> [MATERIAL SUPPLIED]:
========================================================================

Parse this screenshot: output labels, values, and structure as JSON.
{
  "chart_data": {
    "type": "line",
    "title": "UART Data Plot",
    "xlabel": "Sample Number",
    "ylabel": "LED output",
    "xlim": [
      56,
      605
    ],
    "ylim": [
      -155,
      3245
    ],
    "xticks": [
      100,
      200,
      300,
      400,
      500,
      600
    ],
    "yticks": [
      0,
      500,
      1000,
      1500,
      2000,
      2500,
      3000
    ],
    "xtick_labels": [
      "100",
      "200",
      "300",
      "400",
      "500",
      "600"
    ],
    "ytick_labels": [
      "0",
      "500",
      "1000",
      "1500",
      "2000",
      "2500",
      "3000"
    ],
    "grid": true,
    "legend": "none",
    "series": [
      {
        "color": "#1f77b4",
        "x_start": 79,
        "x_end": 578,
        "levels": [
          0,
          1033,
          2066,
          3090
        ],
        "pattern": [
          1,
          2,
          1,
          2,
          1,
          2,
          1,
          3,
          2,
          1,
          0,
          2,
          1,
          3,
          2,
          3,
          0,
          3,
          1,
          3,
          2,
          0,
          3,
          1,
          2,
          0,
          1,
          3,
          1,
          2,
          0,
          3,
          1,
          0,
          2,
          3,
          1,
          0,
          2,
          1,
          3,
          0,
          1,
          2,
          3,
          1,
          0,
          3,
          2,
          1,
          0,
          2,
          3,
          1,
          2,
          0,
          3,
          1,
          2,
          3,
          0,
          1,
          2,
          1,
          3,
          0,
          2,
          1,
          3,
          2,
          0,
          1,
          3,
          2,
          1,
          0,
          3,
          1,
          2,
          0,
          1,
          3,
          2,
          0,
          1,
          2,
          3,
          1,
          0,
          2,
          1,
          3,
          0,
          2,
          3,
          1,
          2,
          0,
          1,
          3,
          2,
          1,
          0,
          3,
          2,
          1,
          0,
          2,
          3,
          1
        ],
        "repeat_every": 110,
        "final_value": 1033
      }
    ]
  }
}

========================================================================

> [WORK TO BE COMPLETED]: Output the records exactly, including every line.

> [WRITTEN SOLUTION]:
Parse this screenshot: output labels, values, and structure as JSON.
{
  "chart_data": {
    "type": "line",
    "title": "UART Data Plot",
    "xlabel": "Sample Number",
    "ylabel": "LED output",
    "xlim": [
      56,
      605
    ],
    "ylim": [
      -155,
      3245
    ],
    "xticks": [
      100,
      200,
      300,
      400,
      500,
      600
    ],
    "yticks": [
      0,
      500,
      1000,
      1500,
      2000,
      2500,
      3000
    ],
    "xtick_labels": [
      "100",
      "200",
      "300",
      "400",
      "500",
      "600"
    ],
    "ytick_labels": [
      "0",
      "500",
      "1000",
      "1500",
      "2000",
      "2500",
      "3000"
    ],
    "grid": true,
    "legend": "none",
    "series": [
      {
        "color": "#1f77b4",
        "x_start": 79,
        "x_end": 578,
        "levels": [
          0,
          1033,
          2066,
          3090
        ],
        "pattern": [
          1,
          2,
          1,
          2,
          1,
          2,
          1,
          3,
          2,
          1,
          0,
          2,
          1,
          3,
          2,
          3,
          0,
          3,
          1,
          3,
          2,
          0,
          3,
          1,
          2,
          0,
          1,
          3,
          1,
          2,
          0,
          3,
          1,
          0,
          2,
          3,
          1,
          0,
          2,
          1,
          3,
          0,
          1,
          2,
          3,
          1,
          0,
          3,
          2,
          1,
          0,
          2,
          3,
          1,
          2,
          0,
          3,
          1,
          2,
          3,
          0,
          1,
          2,
          1,
          3,
          0,
          2,
          1,
          3,
          2,
          0,
          1,
          3,
          2,
          1,
          0,
          3,
          1,
          2,
          0,
          1,
          3,
          2,
          0,
          1,
          2,
          3,
          1,
          0,
          2,
          1,
          3,
          0,
          2,
          3,
          1,
          2,
          0,
          1,
          3,
          2,
          1,
          0,
          3,
          2,
          1,
          0,
          2,
          3,
          1
        ],
        "repeat_every": 110,
        "final_value": 1033
      }
    ]
  }
}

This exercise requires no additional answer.